__Work to be completed__
With the pictures left out, copy the listing below exactly.

§

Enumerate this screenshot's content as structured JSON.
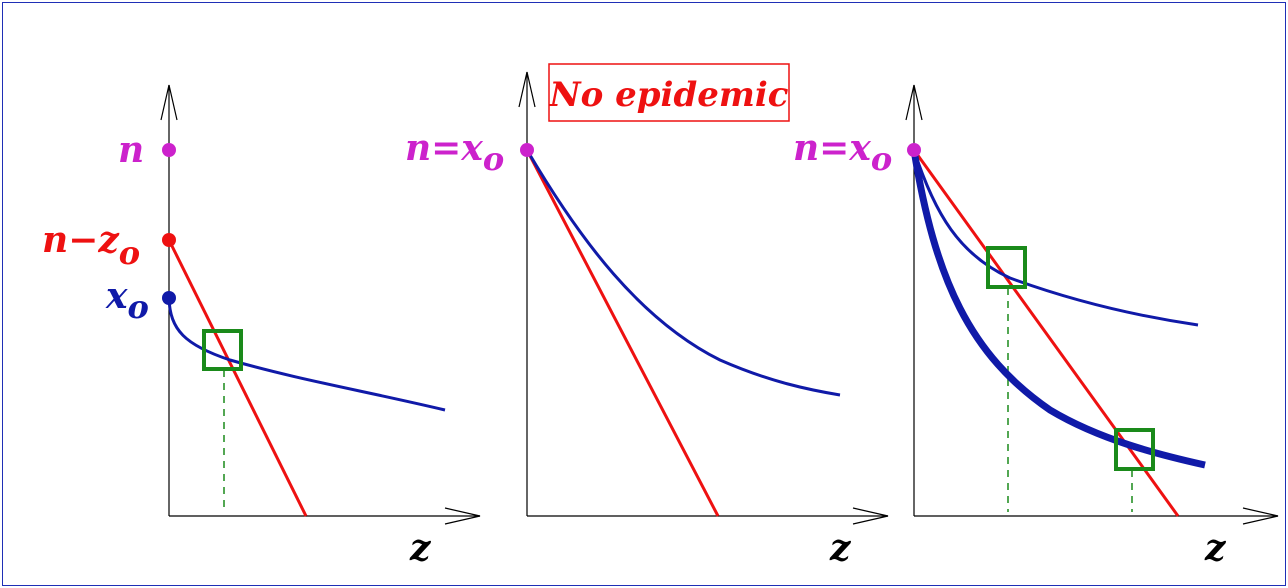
{
  "colors": {
    "frame": "#1f2fb6",
    "axis": "#000000",
    "magenta": "#cc22cc",
    "red": "#ee1111",
    "blue": "#101aa8",
    "green": "#1a8a1a"
  },
  "panels": [
    {
      "axis_label": "z",
      "points": [
        {
          "main": "n",
          "sub": "",
          "color": "magenta"
        },
        {
          "main": "n−z",
          "sub": "o",
          "color": "red"
        },
        {
          "main": "x",
          "sub": "o",
          "color": "blue"
        }
      ]
    },
    {
      "axis_label": "z",
      "box_label": "No epidemic",
      "points": [
        {
          "main": "n=x",
          "sub": "o",
          "color": "magenta"
        }
      ]
    },
    {
      "axis_label": "z",
      "points": [
        {
          "main": "n=x",
          "sub": "o",
          "color": "magenta"
        }
      ]
    }
  ]
}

§

__Task response__
Enumerate this screenshot's content as structured JSON.
{
  "colors": {
    "frame": "#1f2fb6",
    "axis": "#000000",
    "magenta": "#cc22cc",
    "red": "#ee1111",
    "blue": "#101aa8",
    "green": "#1a8a1a"
  },
  "panels": [
    {
      "axis_label": "z",
      "points": [
        {
          "main": "n",
          "sub": "",
          "color": "magenta"
        },
        {
          "main": "n−z",
          "sub": "o",
          "color": "red"
        },
        {
          "main": "x",
          "sub": "o",
          "color": "blue"
        }
      ]
    },
    {
      "axis_label": "z",
      "box_label": "No epidemic",
      "points": [
        {
          "main": "n=x",
          "sub": "o",
          "color": "magenta"
        }
      ]
    },
    {
      "axis_label": "z",
      "points": [
        {
          "main": "n=x",
          "sub": "o",
          "color": "magenta"
        }
      ]
    }
  ]
}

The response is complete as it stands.